What is being asked: Where the data below has the string "Globale", return the whole line.

*****

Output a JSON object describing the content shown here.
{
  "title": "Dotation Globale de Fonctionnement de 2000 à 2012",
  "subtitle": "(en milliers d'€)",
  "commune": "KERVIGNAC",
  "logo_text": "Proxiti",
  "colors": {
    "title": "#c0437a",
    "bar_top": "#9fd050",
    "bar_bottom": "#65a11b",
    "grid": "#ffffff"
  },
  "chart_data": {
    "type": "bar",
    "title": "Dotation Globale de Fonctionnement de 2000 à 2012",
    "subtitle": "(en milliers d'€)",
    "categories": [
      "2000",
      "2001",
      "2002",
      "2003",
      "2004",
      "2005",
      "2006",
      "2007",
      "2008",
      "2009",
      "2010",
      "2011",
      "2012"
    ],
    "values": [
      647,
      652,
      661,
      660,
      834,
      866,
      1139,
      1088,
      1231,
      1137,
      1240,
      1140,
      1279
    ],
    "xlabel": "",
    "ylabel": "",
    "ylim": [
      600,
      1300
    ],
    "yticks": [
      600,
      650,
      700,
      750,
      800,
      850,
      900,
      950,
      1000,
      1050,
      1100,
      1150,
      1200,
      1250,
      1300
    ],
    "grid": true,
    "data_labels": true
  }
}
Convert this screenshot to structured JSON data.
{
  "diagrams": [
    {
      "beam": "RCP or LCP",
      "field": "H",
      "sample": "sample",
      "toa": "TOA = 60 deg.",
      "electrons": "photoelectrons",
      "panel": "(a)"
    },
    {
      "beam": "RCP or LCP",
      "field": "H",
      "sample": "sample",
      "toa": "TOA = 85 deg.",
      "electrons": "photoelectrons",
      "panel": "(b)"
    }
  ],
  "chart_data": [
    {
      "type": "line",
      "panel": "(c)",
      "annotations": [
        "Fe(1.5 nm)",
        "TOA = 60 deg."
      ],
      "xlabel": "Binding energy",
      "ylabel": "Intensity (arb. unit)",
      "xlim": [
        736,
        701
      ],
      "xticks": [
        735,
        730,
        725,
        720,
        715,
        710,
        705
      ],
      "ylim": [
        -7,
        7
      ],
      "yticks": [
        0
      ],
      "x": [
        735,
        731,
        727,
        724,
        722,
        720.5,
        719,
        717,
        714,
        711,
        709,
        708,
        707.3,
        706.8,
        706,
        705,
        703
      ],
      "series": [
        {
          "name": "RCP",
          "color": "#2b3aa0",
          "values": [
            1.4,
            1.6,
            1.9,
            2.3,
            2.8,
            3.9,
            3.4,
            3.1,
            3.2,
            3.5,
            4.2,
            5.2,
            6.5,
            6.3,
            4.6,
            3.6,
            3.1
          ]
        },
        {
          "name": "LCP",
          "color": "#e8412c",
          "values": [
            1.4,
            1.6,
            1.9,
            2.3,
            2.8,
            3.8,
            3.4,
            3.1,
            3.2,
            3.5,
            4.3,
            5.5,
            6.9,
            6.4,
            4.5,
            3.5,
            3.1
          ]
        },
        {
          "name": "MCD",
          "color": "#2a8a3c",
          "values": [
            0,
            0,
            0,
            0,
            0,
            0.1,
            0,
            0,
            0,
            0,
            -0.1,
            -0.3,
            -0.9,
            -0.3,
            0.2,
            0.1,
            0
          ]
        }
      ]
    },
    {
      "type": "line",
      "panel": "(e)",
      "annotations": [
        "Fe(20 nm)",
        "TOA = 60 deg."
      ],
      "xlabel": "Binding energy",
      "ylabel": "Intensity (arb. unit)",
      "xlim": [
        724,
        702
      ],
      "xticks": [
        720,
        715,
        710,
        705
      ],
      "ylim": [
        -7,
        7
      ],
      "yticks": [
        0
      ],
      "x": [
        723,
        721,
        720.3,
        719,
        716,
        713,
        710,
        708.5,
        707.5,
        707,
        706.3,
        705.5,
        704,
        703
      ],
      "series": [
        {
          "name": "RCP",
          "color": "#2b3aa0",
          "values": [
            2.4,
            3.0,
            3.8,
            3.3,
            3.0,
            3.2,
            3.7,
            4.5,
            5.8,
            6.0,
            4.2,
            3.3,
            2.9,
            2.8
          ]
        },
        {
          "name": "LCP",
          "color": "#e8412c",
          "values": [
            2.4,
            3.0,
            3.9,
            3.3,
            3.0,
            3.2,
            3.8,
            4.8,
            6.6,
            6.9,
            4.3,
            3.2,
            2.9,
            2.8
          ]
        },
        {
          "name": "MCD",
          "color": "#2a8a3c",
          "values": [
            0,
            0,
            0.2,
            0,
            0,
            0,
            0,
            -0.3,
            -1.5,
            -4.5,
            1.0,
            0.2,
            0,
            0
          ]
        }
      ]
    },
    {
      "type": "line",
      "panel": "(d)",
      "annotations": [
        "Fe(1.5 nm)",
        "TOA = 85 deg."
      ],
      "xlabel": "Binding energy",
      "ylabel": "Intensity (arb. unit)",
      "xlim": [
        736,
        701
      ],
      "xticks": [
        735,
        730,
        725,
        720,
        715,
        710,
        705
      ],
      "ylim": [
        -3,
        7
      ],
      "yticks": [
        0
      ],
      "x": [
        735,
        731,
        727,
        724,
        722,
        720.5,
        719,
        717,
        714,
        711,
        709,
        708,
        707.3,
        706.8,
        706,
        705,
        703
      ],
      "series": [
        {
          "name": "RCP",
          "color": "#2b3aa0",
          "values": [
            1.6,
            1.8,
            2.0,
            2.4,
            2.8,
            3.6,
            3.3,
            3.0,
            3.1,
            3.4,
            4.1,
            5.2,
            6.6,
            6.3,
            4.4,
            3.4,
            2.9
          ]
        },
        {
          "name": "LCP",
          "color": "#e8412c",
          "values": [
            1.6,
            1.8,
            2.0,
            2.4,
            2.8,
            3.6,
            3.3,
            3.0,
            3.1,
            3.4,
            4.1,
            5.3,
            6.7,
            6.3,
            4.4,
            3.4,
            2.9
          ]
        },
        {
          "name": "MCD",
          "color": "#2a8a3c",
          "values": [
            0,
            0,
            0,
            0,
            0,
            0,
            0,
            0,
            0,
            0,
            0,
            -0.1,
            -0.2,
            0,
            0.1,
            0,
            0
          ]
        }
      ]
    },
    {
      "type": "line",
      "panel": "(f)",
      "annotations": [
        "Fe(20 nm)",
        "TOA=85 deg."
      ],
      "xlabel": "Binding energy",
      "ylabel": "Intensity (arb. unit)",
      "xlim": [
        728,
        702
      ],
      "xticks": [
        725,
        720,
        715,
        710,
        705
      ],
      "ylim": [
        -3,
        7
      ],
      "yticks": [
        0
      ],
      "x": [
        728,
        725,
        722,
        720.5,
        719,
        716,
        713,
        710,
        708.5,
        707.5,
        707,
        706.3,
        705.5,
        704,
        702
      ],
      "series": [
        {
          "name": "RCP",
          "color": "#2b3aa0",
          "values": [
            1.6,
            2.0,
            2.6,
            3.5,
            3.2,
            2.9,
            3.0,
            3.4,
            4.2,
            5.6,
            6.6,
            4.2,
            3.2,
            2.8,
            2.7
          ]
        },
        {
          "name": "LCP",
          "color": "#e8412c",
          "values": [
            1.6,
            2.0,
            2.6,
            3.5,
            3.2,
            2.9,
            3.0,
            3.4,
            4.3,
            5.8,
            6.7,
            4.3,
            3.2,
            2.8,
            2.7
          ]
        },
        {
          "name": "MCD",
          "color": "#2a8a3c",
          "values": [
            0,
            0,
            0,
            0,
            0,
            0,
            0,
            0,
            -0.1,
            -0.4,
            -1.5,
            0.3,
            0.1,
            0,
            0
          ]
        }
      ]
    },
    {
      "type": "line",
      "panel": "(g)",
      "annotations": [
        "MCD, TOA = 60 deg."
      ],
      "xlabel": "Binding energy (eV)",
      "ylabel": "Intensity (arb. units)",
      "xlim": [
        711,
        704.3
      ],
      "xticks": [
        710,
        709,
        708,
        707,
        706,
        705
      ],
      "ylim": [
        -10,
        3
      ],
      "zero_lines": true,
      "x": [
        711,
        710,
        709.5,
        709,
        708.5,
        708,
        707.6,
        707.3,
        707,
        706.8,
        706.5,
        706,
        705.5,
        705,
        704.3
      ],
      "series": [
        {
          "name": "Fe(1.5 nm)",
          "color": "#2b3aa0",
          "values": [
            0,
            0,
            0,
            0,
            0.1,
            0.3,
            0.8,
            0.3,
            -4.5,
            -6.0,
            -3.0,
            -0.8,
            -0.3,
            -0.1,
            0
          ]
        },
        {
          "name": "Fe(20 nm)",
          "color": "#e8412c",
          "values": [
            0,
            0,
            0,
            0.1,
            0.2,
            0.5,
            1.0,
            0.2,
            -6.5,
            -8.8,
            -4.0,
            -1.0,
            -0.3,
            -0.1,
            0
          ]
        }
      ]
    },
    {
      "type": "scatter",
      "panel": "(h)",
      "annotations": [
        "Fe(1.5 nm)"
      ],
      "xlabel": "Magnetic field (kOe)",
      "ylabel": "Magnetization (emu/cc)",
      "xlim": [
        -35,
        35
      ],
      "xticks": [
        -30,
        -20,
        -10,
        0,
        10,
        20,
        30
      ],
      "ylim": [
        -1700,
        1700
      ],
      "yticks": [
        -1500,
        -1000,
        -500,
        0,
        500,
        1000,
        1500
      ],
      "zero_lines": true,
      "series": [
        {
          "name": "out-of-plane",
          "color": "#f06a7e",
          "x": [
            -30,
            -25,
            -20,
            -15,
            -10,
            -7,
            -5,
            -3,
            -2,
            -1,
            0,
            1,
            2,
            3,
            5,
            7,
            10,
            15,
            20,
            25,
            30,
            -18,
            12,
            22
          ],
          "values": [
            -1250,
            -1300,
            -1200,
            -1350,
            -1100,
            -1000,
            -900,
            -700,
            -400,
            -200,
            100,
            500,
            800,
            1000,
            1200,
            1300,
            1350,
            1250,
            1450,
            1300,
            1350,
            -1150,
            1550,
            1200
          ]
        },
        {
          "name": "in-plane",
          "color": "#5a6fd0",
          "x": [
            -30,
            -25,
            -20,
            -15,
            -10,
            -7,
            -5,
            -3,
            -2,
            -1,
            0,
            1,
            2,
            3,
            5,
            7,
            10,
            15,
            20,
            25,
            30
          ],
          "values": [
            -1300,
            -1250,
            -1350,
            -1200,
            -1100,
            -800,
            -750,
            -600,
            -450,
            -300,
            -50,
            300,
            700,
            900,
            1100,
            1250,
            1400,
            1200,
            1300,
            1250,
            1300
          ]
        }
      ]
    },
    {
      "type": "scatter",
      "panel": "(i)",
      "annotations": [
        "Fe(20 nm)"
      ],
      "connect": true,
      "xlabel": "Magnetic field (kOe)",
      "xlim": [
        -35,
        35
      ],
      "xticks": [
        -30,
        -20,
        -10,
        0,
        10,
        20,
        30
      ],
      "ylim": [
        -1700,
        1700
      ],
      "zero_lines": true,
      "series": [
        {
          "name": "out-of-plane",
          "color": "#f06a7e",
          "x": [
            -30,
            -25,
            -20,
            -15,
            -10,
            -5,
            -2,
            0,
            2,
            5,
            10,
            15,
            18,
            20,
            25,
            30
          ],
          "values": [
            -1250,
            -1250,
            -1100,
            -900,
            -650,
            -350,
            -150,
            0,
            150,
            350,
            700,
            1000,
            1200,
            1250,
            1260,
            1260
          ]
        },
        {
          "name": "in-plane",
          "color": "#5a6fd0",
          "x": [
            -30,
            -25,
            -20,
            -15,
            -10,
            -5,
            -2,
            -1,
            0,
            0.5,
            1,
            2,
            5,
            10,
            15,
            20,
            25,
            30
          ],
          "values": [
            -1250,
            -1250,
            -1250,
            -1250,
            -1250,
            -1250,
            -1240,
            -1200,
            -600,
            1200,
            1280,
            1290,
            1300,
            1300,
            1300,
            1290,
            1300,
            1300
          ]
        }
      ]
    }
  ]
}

*****

Solution to the exercise:
  "title": "Dotation Globale de Fonctionnement de 2000 à 2012",
    "title": "Dotation Globale de Fonctionnement de 2000 à 2012",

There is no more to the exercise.